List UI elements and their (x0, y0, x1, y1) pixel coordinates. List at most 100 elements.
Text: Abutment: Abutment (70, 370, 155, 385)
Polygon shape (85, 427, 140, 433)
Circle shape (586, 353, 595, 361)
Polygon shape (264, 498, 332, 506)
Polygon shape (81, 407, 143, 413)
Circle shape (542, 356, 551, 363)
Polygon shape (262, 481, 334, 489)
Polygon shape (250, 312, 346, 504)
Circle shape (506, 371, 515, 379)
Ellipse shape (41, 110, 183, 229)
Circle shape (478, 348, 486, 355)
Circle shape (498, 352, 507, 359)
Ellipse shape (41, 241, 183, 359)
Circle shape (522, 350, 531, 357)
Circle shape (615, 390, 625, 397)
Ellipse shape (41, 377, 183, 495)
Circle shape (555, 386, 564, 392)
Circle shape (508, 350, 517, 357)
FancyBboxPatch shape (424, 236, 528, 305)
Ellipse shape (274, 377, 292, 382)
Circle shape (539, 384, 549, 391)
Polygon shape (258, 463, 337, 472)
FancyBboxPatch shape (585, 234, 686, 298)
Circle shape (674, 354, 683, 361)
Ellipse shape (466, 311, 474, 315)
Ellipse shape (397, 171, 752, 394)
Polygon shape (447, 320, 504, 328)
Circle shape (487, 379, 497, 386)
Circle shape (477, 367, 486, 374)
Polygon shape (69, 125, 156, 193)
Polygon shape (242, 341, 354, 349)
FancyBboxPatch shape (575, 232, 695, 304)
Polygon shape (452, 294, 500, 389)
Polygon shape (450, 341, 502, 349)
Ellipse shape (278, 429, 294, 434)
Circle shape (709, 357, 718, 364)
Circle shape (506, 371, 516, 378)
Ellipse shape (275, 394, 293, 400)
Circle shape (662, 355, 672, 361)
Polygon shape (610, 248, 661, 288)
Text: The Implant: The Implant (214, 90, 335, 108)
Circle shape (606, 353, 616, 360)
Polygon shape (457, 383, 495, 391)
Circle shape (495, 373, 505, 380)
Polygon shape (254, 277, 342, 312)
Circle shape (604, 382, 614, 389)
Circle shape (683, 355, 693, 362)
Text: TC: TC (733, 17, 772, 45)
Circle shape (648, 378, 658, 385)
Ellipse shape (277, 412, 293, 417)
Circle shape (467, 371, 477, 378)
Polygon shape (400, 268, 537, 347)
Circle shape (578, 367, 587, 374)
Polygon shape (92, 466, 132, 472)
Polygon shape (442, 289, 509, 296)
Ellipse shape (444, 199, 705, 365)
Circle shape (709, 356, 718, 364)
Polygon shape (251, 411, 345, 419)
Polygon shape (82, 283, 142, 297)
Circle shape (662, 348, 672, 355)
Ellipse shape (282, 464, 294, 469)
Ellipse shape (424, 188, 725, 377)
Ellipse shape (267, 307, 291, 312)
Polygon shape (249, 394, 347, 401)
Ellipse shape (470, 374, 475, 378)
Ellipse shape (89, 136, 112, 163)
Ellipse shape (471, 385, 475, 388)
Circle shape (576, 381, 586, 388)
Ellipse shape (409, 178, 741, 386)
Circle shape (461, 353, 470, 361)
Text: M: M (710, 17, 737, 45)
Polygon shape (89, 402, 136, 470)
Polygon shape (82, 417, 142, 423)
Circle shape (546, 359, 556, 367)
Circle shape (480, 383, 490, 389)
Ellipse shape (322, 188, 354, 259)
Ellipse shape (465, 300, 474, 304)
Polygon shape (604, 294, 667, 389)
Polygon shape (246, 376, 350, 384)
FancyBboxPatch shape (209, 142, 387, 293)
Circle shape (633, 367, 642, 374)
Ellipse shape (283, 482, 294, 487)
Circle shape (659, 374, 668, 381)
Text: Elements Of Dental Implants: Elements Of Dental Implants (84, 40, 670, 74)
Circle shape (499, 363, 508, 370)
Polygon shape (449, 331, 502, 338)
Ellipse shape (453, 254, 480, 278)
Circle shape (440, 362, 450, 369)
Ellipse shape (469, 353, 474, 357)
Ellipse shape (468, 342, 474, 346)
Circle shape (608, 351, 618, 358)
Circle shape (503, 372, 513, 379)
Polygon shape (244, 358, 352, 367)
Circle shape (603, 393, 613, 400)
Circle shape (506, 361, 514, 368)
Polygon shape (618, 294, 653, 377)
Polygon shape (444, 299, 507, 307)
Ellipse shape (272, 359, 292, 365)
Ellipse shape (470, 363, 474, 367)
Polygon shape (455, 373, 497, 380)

• _Objective_: Retype every line of the entries above, keeping each character and number unchanged.

• _Full answer_:
List UI elements and their (x0, y0, x1, y1) pixel coordinates. List at most 100 elements.
Text: Abutment: Abutment (70, 370, 155, 385)
Polygon shape (85, 427, 140, 433)
Circle shape (586, 353, 595, 361)
Polygon shape (264, 498, 332, 506)
Polygon shape (81, 407, 143, 413)
Circle shape (542, 356, 551, 363)
Polygon shape (262, 481, 334, 489)
Polygon shape (250, 312, 346, 504)
Circle shape (506, 371, 515, 379)
Ellipse shape (41, 110, 183, 229)
Circle shape (478, 348, 486, 355)
Circle shape (498, 352, 507, 359)
Ellipse shape (41, 241, 183, 359)
Circle shape (522, 350, 531, 357)
Circle shape (615, 390, 625, 397)
Ellipse shape (41, 377, 183, 495)
Circle shape (555, 386, 564, 392)
Circle shape (508, 350, 517, 357)
FancyBboxPatch shape (424, 236, 528, 305)
Ellipse shape (274, 377, 292, 382)
Circle shape (539, 384, 549, 391)
Polygon shape (258, 463, 337, 472)
FancyBboxPatch shape (585, 234, 686, 298)
Circle shape (674, 354, 683, 361)
Ellipse shape (466, 311, 474, 315)
Ellipse shape (397, 171, 752, 394)
Polygon shape (447, 320, 504, 328)
Circle shape (487, 379, 497, 386)
Circle shape (477, 367, 486, 374)
Polygon shape (69, 125, 156, 193)
Polygon shape (242, 341, 354, 349)
FancyBboxPatch shape (575, 232, 695, 304)
Polygon shape (452, 294, 500, 389)
Polygon shape (450, 341, 502, 349)
Ellipse shape (278, 429, 294, 434)
Circle shape (709, 357, 718, 364)
Circle shape (506, 371, 516, 378)
Ellipse shape (275, 394, 293, 400)
Circle shape (662, 355, 672, 361)
Polygon shape (610, 248, 661, 288)
Text: The Implant: The Implant (214, 90, 335, 108)
Circle shape (606, 353, 616, 360)
Polygon shape (457, 383, 495, 391)
Circle shape (495, 373, 505, 380)
Polygon shape (254, 277, 342, 312)
Circle shape (604, 382, 614, 389)
Circle shape (683, 355, 693, 362)
Text: TC: TC (733, 17, 772, 45)
Circle shape (648, 378, 658, 385)
Ellipse shape (277, 412, 293, 417)
Circle shape (467, 371, 477, 378)
Polygon shape (400, 268, 537, 347)
Circle shape (578, 367, 587, 374)
Polygon shape (92, 466, 132, 472)
Polygon shape (442, 289, 509, 296)
Ellipse shape (444, 199, 705, 365)
Circle shape (709, 356, 718, 364)
Polygon shape (251, 411, 345, 419)
Polygon shape (82, 283, 142, 297)
Circle shape (662, 348, 672, 355)
Ellipse shape (282, 464, 294, 469)
Ellipse shape (424, 188, 725, 377)
Ellipse shape (267, 307, 291, 312)
Polygon shape (249, 394, 347, 401)
Ellipse shape (470, 374, 475, 378)
Ellipse shape (89, 136, 112, 163)
Ellipse shape (471, 385, 475, 388)
Circle shape (576, 381, 586, 388)
Ellipse shape (409, 178, 741, 386)
Circle shape (461, 353, 470, 361)
Text: M: M (710, 17, 737, 45)
Polygon shape (89, 402, 136, 470)
Polygon shape (82, 417, 142, 423)
Circle shape (546, 359, 556, 367)
Circle shape (480, 383, 490, 389)
Ellipse shape (322, 188, 354, 259)
Ellipse shape (465, 300, 474, 304)
Polygon shape (604, 294, 667, 389)
Polygon shape (246, 376, 350, 384)
FancyBboxPatch shape (209, 142, 387, 293)
Circle shape (633, 367, 642, 374)
Ellipse shape (283, 482, 294, 487)
Circle shape (659, 374, 668, 381)
Text: Elements Of Dental Implants: Elements Of Dental Implants (84, 40, 670, 74)
Circle shape (499, 363, 508, 370)
Polygon shape (449, 331, 502, 338)
Ellipse shape (453, 254, 480, 278)
Circle shape (440, 362, 450, 369)
Ellipse shape (469, 353, 474, 357)
Ellipse shape (468, 342, 474, 346)
Circle shape (608, 351, 618, 358)
Circle shape (503, 372, 513, 379)
Polygon shape (244, 358, 352, 367)
Circle shape (603, 393, 613, 400)
Circle shape (506, 361, 514, 368)
Polygon shape (618, 294, 653, 377)
Polygon shape (444, 299, 507, 307)
Ellipse shape (272, 359, 292, 365)
Ellipse shape (470, 363, 474, 367)
Polygon shape (455, 373, 497, 380)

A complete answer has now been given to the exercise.